** Written problem **
Write out each line of the material again, word for word.

★ ★ ★ ★ ★

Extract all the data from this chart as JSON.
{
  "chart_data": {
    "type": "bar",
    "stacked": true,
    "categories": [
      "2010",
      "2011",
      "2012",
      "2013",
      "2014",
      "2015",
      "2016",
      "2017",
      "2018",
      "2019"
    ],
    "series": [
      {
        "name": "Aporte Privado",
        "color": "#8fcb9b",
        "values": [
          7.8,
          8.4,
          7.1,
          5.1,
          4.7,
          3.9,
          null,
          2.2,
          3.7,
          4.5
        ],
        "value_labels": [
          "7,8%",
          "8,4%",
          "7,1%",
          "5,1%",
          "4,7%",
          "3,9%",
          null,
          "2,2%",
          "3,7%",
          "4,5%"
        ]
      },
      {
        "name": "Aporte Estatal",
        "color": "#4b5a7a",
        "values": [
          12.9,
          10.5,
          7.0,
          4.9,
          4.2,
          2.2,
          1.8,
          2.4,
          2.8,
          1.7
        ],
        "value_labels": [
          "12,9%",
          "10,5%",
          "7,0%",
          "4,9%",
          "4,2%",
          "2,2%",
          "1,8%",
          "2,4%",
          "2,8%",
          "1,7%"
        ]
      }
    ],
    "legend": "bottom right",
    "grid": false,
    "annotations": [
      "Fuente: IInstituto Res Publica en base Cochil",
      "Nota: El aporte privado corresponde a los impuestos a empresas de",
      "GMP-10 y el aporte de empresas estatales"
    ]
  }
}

★ ★ ★ ★ ★

** Solution to this exercise **
Extract all the data from this chart as JSON.
{
  "chart_data": {
    "type": "bar",
    "stacked": true,
    "categories": [
      "2010",
      "2011",
      "2012",
      "2013",
      "2014",
      "2015",
      "2016",
      "2017",
      "2018",
      "2019"
    ],
    "series": [
      {
        "name": "Aporte Privado",
        "color": "#8fcb9b",
        "values": [
          7.8,
          8.4,
          7.1,
          5.1,
          4.7,
          3.9,
          null,
          2.2,
          3.7,
          4.5
        ],
        "value_labels": [
          "7,8%",
          "8,4%",
          "7,1%",
          "5,1%",
          "4,7%",
          "3,9%",
          null,
          "2,2%",
          "3,7%",
          "4,5%"
        ]
      },
      {
        "name": "Aporte Estatal",
        "color": "#4b5a7a",
        "values": [
          12.9,
          10.5,
          7.0,
          4.9,
          4.2,
          2.2,
          1.8,
          2.4,
          2.8,
          1.7
        ],
        "value_labels": [
          "12,9%",
          "10,5%",
          "7,0%",
          "4,9%",
          "4,2%",
          "2,2%",
          "1,8%",
          "2,4%",
          "2,8%",
          "1,7%"
        ]
      }
    ],
    "legend": "bottom right",
    "grid": false,
    "annotations": [
      "Fuente: IInstituto Res Publica en base Cochil",
      "Nota: El aporte privado corresponde a los impuestos a empresas de",
      "GMP-10 y el aporte de empresas estatales"
    ]
  }
}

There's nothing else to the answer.